* **TASK DETAILS**: Using the data below, repeat all of it precisely.

BEGIN RAW DATA

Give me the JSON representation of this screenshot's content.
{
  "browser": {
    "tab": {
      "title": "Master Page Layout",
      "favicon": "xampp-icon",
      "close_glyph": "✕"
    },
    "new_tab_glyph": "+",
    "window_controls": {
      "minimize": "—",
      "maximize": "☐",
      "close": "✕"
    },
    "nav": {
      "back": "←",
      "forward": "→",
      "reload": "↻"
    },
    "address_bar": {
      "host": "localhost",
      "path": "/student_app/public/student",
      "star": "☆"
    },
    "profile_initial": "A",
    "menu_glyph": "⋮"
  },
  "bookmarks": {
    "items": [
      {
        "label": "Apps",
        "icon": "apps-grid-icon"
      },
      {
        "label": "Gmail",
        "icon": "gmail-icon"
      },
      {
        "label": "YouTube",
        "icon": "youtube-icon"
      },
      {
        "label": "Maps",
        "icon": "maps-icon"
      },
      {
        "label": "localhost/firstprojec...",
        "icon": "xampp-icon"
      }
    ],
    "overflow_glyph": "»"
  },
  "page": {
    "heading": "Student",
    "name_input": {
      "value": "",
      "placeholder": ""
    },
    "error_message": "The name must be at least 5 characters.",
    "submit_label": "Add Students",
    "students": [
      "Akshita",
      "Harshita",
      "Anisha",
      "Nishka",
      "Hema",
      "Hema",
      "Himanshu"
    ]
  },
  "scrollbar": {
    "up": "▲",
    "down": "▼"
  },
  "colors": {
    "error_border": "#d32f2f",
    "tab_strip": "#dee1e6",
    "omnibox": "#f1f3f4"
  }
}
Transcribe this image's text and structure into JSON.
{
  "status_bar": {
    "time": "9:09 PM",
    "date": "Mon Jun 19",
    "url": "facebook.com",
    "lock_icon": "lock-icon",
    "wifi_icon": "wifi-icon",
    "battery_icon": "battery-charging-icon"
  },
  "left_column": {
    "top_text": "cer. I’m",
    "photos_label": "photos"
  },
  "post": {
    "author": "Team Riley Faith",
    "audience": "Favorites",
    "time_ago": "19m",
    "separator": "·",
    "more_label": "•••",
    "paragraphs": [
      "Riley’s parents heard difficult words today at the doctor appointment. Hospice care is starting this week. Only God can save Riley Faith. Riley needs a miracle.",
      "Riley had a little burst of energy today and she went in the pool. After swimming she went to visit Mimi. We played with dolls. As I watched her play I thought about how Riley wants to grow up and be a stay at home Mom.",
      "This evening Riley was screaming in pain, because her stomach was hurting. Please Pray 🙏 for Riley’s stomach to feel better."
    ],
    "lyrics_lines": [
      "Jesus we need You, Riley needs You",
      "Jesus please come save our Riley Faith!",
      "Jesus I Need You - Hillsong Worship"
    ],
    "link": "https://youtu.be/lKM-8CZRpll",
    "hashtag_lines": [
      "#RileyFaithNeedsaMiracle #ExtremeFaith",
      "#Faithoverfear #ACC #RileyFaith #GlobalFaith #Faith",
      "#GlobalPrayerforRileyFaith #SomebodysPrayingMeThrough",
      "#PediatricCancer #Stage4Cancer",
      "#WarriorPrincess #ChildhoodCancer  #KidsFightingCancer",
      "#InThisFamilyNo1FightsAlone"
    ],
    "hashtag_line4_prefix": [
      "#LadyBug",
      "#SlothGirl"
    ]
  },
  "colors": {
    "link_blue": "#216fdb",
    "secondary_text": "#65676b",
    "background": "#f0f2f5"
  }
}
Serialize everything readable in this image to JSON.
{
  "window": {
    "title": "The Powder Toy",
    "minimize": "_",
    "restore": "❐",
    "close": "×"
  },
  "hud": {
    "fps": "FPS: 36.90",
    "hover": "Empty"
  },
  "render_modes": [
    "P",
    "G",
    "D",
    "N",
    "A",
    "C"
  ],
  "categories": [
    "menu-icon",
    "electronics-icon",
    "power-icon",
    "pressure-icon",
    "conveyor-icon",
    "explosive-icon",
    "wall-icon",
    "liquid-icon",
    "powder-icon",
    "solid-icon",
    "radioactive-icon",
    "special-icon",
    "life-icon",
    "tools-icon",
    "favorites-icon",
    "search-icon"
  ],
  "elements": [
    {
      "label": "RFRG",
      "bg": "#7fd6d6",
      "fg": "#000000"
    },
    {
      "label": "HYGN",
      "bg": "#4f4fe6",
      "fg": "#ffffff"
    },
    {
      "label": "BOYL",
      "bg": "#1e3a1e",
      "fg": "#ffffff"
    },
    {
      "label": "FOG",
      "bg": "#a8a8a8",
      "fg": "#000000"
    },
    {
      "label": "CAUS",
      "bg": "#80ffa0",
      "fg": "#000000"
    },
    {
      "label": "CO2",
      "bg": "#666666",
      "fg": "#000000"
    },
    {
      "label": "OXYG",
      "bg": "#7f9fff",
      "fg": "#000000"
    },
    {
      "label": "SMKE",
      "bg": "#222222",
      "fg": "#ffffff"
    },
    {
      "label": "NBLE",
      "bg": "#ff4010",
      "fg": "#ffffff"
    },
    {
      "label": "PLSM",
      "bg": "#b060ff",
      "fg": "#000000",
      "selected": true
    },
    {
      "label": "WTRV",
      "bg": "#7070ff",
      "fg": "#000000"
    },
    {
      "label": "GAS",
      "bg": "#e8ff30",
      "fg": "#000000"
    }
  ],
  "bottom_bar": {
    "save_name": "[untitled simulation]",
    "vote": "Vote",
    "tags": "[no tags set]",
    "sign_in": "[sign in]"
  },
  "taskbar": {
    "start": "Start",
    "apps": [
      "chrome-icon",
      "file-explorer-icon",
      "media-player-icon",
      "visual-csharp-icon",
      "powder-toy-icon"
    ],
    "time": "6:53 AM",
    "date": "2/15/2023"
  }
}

END RAW DATA

* **SOLUTION FOR THIS PROBLEM**:
Give me the JSON representation of this screenshot's content.
{
  "browser": {
    "tab": {
      "title": "Master Page Layout",
      "favicon": "xampp-icon",
      "close_glyph": "✕"
    },
    "new_tab_glyph": "+",
    "window_controls": {
      "minimize": "—",
      "maximize": "☐",
      "close": "✕"
    },
    "nav": {
      "back": "←",
      "forward": "→",
      "reload": "↻"
    },
    "address_bar": {
      "host": "localhost",
      "path": "/student_app/public/student",
      "star": "☆"
    },
    "profile_initial": "A",
    "menu_glyph": "⋮"
  },
  "bookmarks": {
    "items": [
      {
        "label": "Apps",
        "icon": "apps-grid-icon"
      },
      {
        "label": "Gmail",
        "icon": "gmail-icon"
      },
      {
        "label": "YouTube",
        "icon": "youtube-icon"
      },
      {
        "label": "Maps",
        "icon": "maps-icon"
      },
      {
        "label": "localhost/firstprojec...",
        "icon": "xampp-icon"
      }
    ],
    "overflow_glyph": "»"
  },
  "page": {
    "heading": "Student",
    "name_input": {
      "value": "",
      "placeholder": ""
    },
    "error_message": "The name must be at least 5 characters.",
    "submit_label": "Add Students",
    "students": [
      "Akshita",
      "Harshita",
      "Anisha",
      "Nishka",
      "Hema",
      "Hema",
      "Himanshu"
    ]
  },
  "scrollbar": {
    "up": "▲",
    "down": "▼"
  },
  "colors": {
    "error_border": "#d32f2f",
    "tab_strip": "#dee1e6",
    "omnibox": "#f1f3f4"
  }
}
Transcribe this image's text and structure into JSON.
{
  "status_bar": {
    "time": "9:09 PM",
    "date": "Mon Jun 19",
    "url": "facebook.com",
    "lock_icon": "lock-icon",
    "wifi_icon": "wifi-icon",
    "battery_icon": "battery-charging-icon"
  },
  "left_column": {
    "top_text": "cer. I’m",
    "photos_label": "photos"
  },
  "post": {
    "author": "Team Riley Faith",
    "audience": "Favorites",
    "time_ago": "19m",
    "separator": "·",
    "more_label": "•••",
    "paragraphs": [
      "Riley’s parents heard difficult words today at the doctor appointment. Hospice care is starting this week. Only God can save Riley Faith. Riley needs a miracle.",
      "Riley had a little burst of energy today and she went in the pool. After swimming she went to visit Mimi. We played with dolls. As I watched her play I thought about how Riley wants to grow up and be a stay at home Mom.",
      "This evening Riley was screaming in pain, because her stomach was hurting. Please Pray 🙏 for Riley’s stomach to feel better."
    ],
    "lyrics_lines": [
      "Jesus we need You, Riley needs You",
      "Jesus please come save our Riley Faith!",
      "Jesus I Need You - Hillsong Worship"
    ],
    "link": "https://youtu.be/lKM-8CZRpll",
    "hashtag_lines": [
      "#RileyFaithNeedsaMiracle #ExtremeFaith",
      "#Faithoverfear #ACC #RileyFaith #GlobalFaith #Faith",
      "#GlobalPrayerforRileyFaith #SomebodysPrayingMeThrough",
      "#PediatricCancer #Stage4Cancer",
      "#WarriorPrincess #ChildhoodCancer  #KidsFightingCancer",
      "#InThisFamilyNo1FightsAlone"
    ],
    "hashtag_line4_prefix": [
      "#LadyBug",
      "#SlothGirl"
    ]
  },
  "colors": {
    "link_blue": "#216fdb",
    "secondary_text": "#65676b",
    "background": "#f0f2f5"
  }
}
Serialize everything readable in this image to JSON.
{
  "window": {
    "title": "The Powder Toy",
    "minimize": "_",
    "restore": "❐",
    "close": "×"
  },
  "hud": {
    "fps": "FPS: 36.90",
    "hover": "Empty"
  },
  "render_modes": [
    "P",
    "G",
    "D",
    "N",
    "A",
    "C"
  ],
  "categories": [
    "menu-icon",
    "electronics-icon",
    "power-icon",
    "pressure-icon",
    "conveyor-icon",
    "explosive-icon",
    "wall-icon",
    "liquid-icon",
    "powder-icon",
    "solid-icon",
    "radioactive-icon",
    "special-icon",
    "life-icon",
    "tools-icon",
    "favorites-icon",
    "search-icon"
  ],
  "elements": [
    {
      "label": "RFRG",
      "bg": "#7fd6d6",
      "fg": "#000000"
    },
    {
      "label": "HYGN",
      "bg": "#4f4fe6",
      "fg": "#ffffff"
    },
    {
      "label": "BOYL",
      "bg": "#1e3a1e",
      "fg": "#ffffff"
    },
    {
      "label": "FOG",
      "bg": "#a8a8a8",
      "fg": "#000000"
    },
    {
      "label": "CAUS",
      "bg": "#80ffa0",
      "fg": "#000000"
    },
    {
      "label": "CO2",
      "bg": "#666666",
      "fg": "#000000"
    },
    {
      "label": "OXYG",
      "bg": "#7f9fff",
      "fg": "#000000"
    },
    {
      "label": "SMKE",
      "bg": "#222222",
      "fg": "#ffffff"
    },
    {
      "label": "NBLE",
      "bg": "#ff4010",
      "fg": "#ffffff"
    },
    {
      "label": "PLSM",
      "bg": "#b060ff",
      "fg": "#000000",
      "selected": true
    },
    {
      "label": "WTRV",
      "bg": "#7070ff",
      "fg": "#000000"
    },
    {
      "label": "GAS",
      "bg": "#e8ff30",
      "fg": "#000000"
    }
  ],
  "bottom_bar": {
    "save_name": "[untitled simulation]",
    "vote": "Vote",
    "tags": "[no tags set]",
    "sign_in": "[sign in]"
  },
  "taskbar": {
    "start": "Start",
    "apps": [
      "chrome-icon",
      "file-explorer-icon",
      "media-player-icon",
      "visual-csharp-icon",
      "powder-toy-icon"
    ],
    "time": "6:53 AM",
    "date": "2/15/2023"
  }
}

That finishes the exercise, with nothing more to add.